--- Start of TASK INPUTS ---

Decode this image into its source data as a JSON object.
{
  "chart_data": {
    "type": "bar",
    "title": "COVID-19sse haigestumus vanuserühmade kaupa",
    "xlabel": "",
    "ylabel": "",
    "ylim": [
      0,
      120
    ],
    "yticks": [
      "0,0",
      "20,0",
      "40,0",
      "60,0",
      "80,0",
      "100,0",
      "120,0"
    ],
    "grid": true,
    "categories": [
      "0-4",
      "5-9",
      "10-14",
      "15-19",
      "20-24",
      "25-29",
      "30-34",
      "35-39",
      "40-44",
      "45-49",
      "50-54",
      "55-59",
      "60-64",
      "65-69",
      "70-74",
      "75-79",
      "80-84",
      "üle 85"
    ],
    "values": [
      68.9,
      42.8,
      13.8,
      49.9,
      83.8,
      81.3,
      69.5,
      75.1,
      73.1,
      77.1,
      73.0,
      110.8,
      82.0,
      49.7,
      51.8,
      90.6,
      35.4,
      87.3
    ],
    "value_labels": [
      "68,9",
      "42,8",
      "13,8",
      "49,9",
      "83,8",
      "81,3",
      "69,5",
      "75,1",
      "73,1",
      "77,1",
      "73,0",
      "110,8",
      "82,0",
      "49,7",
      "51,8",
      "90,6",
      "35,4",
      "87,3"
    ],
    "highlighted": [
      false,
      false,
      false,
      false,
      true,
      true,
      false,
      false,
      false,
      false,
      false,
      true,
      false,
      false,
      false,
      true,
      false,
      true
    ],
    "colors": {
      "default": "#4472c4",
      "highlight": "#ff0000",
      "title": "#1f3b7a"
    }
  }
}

--- End of TASK INPUTS ---

__WRITTEN EXERCISE__. Each line above is to be repeated exactly.

__SOLUTION FOR THIS PROBLEM__.
Decode this image into its source data as a JSON object.
{
  "chart_data": {
    "type": "bar",
    "title": "COVID-19sse haigestumus vanuserühmade kaupa",
    "xlabel": "",
    "ylabel": "",
    "ylim": [
      0,
      120
    ],
    "yticks": [
      "0,0",
      "20,0",
      "40,0",
      "60,0",
      "80,0",
      "100,0",
      "120,0"
    ],
    "grid": true,
    "categories": [
      "0-4",
      "5-9",
      "10-14",
      "15-19",
      "20-24",
      "25-29",
      "30-34",
      "35-39",
      "40-44",
      "45-49",
      "50-54",
      "55-59",
      "60-64",
      "65-69",
      "70-74",
      "75-79",
      "80-84",
      "üle 85"
    ],
    "values": [
      68.9,
      42.8,
      13.8,
      49.9,
      83.8,
      81.3,
      69.5,
      75.1,
      73.1,
      77.1,
      73.0,
      110.8,
      82.0,
      49.7,
      51.8,
      90.6,
      35.4,
      87.3
    ],
    "value_labels": [
      "68,9",
      "42,8",
      "13,8",
      "49,9",
      "83,8",
      "81,3",
      "69,5",
      "75,1",
      "73,1",
      "77,1",
      "73,0",
      "110,8",
      "82,0",
      "49,7",
      "51,8",
      "90,6",
      "35,4",
      "87,3"
    ],
    "highlighted": [
      false,
      false,
      false,
      false,
      true,
      true,
      false,
      false,
      false,
      false,
      false,
      true,
      false,
      false,
      false,
      true,
      false,
      true
    ],
    "colors": {
      "default": "#4472c4",
      "highlight": "#ff0000",
      "title": "#1f3b7a"
    }
  }
}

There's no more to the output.